| Do this |
Report the count of lines where the string "text" appears, and nothing else.
BEGIN
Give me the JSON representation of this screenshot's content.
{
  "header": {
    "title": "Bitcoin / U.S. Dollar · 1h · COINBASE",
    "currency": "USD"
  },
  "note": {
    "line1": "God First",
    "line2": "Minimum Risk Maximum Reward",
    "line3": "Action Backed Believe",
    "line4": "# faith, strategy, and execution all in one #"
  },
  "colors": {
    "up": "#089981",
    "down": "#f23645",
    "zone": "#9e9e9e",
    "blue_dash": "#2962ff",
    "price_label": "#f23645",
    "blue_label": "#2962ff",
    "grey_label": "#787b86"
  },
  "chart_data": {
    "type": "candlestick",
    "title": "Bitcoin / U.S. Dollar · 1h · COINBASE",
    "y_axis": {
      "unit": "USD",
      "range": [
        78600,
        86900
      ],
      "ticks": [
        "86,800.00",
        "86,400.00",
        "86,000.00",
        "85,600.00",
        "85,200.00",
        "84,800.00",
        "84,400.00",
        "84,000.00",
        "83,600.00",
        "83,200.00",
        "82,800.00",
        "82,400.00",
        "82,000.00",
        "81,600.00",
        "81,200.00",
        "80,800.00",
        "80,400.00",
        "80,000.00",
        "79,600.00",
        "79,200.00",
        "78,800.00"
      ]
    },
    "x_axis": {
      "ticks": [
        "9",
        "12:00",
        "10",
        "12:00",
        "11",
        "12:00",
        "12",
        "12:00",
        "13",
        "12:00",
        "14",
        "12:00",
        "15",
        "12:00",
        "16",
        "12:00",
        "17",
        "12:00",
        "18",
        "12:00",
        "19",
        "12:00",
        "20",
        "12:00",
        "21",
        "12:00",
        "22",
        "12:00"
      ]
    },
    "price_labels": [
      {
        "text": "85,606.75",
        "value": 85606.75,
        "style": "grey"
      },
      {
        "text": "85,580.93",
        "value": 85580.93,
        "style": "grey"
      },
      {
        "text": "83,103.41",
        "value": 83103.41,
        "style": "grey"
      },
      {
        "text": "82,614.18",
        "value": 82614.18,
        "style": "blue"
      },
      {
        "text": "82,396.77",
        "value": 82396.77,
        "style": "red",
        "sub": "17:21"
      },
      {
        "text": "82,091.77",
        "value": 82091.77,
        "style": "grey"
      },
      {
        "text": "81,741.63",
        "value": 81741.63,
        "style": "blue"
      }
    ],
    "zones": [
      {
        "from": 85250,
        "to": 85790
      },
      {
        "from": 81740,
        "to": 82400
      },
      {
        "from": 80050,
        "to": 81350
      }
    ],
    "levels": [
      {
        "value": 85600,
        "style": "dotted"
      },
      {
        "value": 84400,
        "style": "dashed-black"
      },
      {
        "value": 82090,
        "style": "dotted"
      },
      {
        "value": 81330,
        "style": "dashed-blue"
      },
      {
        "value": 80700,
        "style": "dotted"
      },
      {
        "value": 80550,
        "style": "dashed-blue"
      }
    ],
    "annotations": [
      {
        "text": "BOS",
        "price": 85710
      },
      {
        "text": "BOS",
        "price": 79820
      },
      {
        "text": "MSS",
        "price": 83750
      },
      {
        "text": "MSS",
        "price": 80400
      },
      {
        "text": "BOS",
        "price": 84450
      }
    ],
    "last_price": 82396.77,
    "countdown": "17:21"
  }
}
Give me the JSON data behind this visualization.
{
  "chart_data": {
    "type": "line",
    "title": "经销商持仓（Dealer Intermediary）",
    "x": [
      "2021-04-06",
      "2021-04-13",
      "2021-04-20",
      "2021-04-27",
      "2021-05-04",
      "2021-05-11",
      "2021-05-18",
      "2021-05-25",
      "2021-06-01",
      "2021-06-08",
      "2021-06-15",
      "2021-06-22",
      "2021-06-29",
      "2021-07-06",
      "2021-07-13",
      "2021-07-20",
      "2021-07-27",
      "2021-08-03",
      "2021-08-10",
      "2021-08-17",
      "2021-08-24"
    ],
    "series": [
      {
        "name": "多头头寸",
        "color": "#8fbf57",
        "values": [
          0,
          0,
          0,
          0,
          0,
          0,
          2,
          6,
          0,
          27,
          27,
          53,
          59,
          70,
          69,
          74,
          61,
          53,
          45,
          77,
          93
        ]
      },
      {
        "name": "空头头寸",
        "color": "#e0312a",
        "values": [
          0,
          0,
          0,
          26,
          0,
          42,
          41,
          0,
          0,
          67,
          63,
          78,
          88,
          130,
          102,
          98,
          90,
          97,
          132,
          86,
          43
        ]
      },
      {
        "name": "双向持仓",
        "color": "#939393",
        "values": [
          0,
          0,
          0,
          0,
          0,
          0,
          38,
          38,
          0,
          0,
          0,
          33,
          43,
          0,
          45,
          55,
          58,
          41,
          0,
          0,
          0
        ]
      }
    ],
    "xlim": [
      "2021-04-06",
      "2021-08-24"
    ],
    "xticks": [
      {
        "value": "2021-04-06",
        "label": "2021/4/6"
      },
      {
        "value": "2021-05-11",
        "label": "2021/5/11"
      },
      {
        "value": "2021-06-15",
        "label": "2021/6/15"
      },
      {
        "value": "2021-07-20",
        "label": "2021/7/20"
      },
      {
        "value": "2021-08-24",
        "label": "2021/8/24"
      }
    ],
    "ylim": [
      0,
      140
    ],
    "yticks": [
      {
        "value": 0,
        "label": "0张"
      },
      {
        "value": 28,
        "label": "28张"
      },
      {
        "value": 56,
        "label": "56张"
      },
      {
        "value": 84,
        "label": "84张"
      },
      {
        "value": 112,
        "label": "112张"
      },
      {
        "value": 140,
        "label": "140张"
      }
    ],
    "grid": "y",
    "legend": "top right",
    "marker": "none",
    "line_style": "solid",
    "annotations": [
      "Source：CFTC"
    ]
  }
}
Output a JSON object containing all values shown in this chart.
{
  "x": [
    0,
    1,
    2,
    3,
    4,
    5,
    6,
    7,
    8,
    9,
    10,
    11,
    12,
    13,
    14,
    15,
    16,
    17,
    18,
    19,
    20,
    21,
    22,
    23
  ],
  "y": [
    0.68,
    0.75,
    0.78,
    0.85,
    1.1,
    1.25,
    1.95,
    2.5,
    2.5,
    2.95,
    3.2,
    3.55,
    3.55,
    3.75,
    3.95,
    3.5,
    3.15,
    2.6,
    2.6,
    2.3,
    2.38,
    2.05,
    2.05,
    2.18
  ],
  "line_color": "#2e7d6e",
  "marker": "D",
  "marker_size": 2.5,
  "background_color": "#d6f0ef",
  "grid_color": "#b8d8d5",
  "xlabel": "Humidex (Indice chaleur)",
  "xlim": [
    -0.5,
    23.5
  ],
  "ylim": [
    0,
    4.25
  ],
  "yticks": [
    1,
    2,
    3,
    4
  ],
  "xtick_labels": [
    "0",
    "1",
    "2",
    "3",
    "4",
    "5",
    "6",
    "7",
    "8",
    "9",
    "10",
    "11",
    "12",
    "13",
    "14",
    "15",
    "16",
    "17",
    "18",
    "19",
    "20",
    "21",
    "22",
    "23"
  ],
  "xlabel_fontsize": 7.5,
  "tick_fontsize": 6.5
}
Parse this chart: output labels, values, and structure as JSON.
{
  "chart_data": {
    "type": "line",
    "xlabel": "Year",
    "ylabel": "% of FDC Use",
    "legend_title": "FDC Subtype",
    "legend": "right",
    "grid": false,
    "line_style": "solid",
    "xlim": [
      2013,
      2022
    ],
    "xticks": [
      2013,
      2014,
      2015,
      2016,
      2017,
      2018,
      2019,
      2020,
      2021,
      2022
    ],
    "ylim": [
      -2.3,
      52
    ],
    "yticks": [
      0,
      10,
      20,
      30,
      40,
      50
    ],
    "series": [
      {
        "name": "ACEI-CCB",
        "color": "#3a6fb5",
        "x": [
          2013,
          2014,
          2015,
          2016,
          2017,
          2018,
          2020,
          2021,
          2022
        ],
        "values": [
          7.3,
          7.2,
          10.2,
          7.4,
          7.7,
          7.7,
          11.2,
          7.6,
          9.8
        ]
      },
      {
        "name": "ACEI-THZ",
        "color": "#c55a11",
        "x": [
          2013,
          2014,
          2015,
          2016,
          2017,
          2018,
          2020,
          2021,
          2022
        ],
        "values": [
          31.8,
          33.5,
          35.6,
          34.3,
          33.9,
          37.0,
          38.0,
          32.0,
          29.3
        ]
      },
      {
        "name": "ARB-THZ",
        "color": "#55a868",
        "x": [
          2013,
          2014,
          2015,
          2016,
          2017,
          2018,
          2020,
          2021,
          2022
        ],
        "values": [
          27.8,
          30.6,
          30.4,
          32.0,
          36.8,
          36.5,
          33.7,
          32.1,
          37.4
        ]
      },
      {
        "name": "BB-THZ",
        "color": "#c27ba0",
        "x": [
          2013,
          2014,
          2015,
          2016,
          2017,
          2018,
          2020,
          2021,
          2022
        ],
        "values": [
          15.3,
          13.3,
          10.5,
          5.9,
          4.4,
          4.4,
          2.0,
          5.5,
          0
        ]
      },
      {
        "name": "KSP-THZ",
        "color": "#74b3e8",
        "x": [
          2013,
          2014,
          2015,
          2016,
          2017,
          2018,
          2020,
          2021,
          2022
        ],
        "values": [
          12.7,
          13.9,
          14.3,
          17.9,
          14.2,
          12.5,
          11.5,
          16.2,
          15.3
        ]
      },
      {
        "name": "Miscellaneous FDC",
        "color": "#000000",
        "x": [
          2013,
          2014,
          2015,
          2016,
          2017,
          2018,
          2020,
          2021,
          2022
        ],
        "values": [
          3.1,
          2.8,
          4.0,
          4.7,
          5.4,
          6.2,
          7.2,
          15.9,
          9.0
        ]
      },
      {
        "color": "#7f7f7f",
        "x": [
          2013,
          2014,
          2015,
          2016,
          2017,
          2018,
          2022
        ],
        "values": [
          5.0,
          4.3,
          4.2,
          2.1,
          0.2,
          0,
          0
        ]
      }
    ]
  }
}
END
| Reply |
12